» WHAT IS REQUIRED: Extract every line that contains the string "Console".
-- START OF GIVEN INFORMATION --
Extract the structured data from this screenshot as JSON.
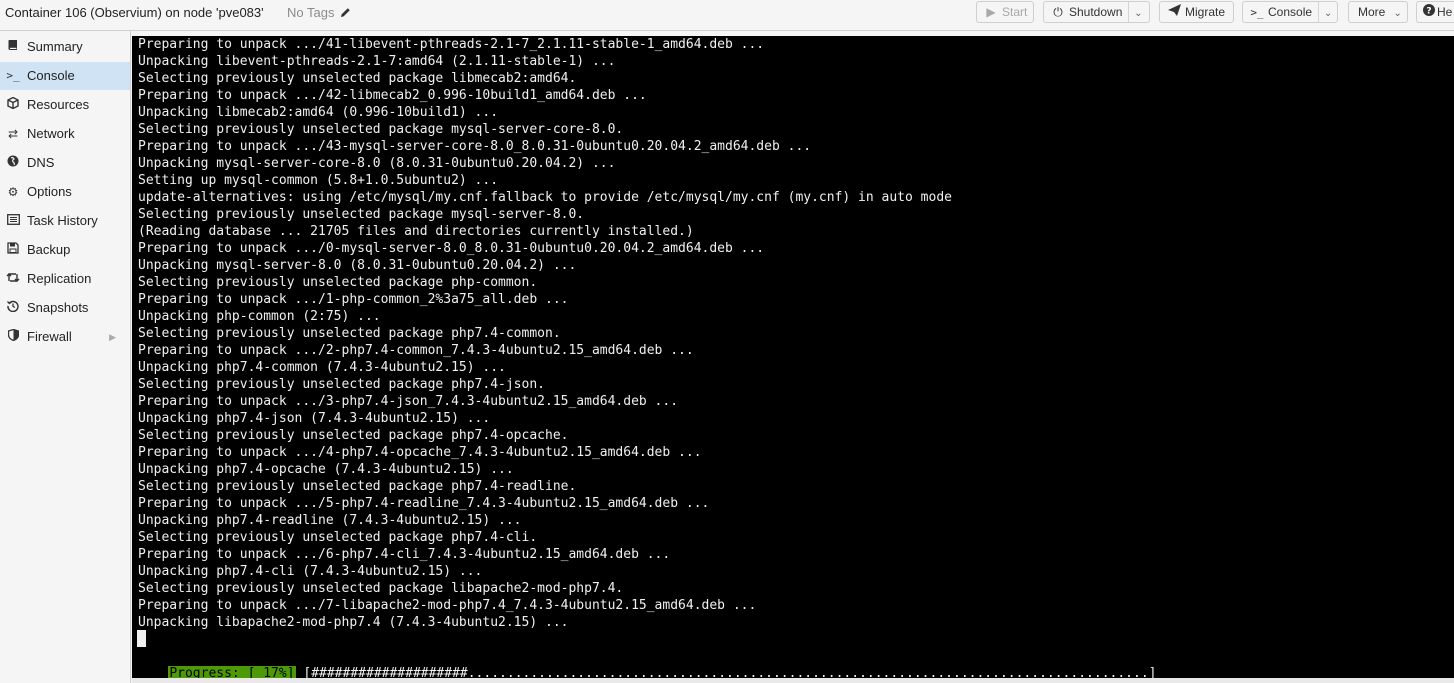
{
  "header": {
    "title": "Container 106 (Observium) on node 'pve083'",
    "tags_label": "No Tags"
  },
  "toolbar": {
    "start_label": "Start",
    "shutdown_label": "Shutdown",
    "migrate_label": "Migrate",
    "console_label": "Console",
    "more_label": "More",
    "help_label": "He"
  },
  "sidebar": {
    "items": [
      {
        "label": "Summary",
        "icon": "book-icon"
      },
      {
        "label": "Console",
        "icon": "terminal-icon",
        "active": true
      },
      {
        "label": "Resources",
        "icon": "cube-icon"
      },
      {
        "label": "Network",
        "icon": "exchange-icon"
      },
      {
        "label": "DNS",
        "icon": "globe-icon"
      },
      {
        "label": "Options",
        "icon": "gear-icon"
      },
      {
        "label": "Task History",
        "icon": "list-icon"
      },
      {
        "label": "Backup",
        "icon": "floppy-icon"
      },
      {
        "label": "Replication",
        "icon": "retweet-icon"
      },
      {
        "label": "Snapshots",
        "icon": "history-icon"
      },
      {
        "label": "Firewall",
        "icon": "shield-icon",
        "expandable": true
      }
    ]
  },
  "terminal": {
    "lines": [
      "Preparing to unpack .../41-libevent-pthreads-2.1-7_2.1.11-stable-1_amd64.deb ...",
      "Unpacking libevent-pthreads-2.1-7:amd64 (2.1.11-stable-1) ...",
      "Selecting previously unselected package libmecab2:amd64.",
      "Preparing to unpack .../42-libmecab2_0.996-10build1_amd64.deb ...",
      "Unpacking libmecab2:amd64 (0.996-10build1) ...",
      "Selecting previously unselected package mysql-server-core-8.0.",
      "Preparing to unpack .../43-mysql-server-core-8.0_8.0.31-0ubuntu0.20.04.2_amd64.deb ...",
      "Unpacking mysql-server-core-8.0 (8.0.31-0ubuntu0.20.04.2) ...",
      "Setting up mysql-common (5.8+1.0.5ubuntu2) ...",
      "update-alternatives: using /etc/mysql/my.cnf.fallback to provide /etc/mysql/my.cnf (my.cnf) in auto mode",
      "Selecting previously unselected package mysql-server-8.0.",
      "(Reading database ... 21705 files and directories currently installed.)",
      "Preparing to unpack .../0-mysql-server-8.0_8.0.31-0ubuntu0.20.04.2_amd64.deb ...",
      "Unpacking mysql-server-8.0 (8.0.31-0ubuntu0.20.04.2) ...",
      "Selecting previously unselected package php-common.",
      "Preparing to unpack .../1-php-common_2%3a75_all.deb ...",
      "Unpacking php-common (2:75) ...",
      "Selecting previously unselected package php7.4-common.",
      "Preparing to unpack .../2-php7.4-common_7.4.3-4ubuntu2.15_amd64.deb ...",
      "Unpacking php7.4-common (7.4.3-4ubuntu2.15) ...",
      "Selecting previously unselected package php7.4-json.",
      "Preparing to unpack .../3-php7.4-json_7.4.3-4ubuntu2.15_amd64.deb ...",
      "Unpacking php7.4-json (7.4.3-4ubuntu2.15) ...",
      "Selecting previously unselected package php7.4-opcache.",
      "Preparing to unpack .../4-php7.4-opcache_7.4.3-4ubuntu2.15_amd64.deb ...",
      "Unpacking php7.4-opcache (7.4.3-4ubuntu2.15) ...",
      "Selecting previously unselected package php7.4-readline.",
      "Preparing to unpack .../5-php7.4-readline_7.4.3-4ubuntu2.15_amd64.deb ...",
      "Unpacking php7.4-readline (7.4.3-4ubuntu2.15) ...",
      "Selecting previously unselected package php7.4-cli.",
      "Preparing to unpack .../6-php7.4-cli_7.4.3-4ubuntu2.15_amd64.deb ...",
      "Unpacking php7.4-cli (7.4.3-4ubuntu2.15) ...",
      "Selecting previously unselected package libapache2-mod-php7.4.",
      "Preparing to unpack .../7-libapache2-mod-php7.4_7.4.3-4ubuntu2.15_amd64.deb ...",
      "Unpacking libapache2-mod-php7.4 (7.4.3-4ubuntu2.15) ..."
    ],
    "progress_label": "Progress: [ 17%]",
    "progress_bar": "[####################.......................................................................................]",
    "progress_percent": 17,
    "progress_color": "#4e9a06"
  }
}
-- END OF GIVEN INFORMATION --
» RESPONSE:
    "console_label": "Console",
        "label": "Console",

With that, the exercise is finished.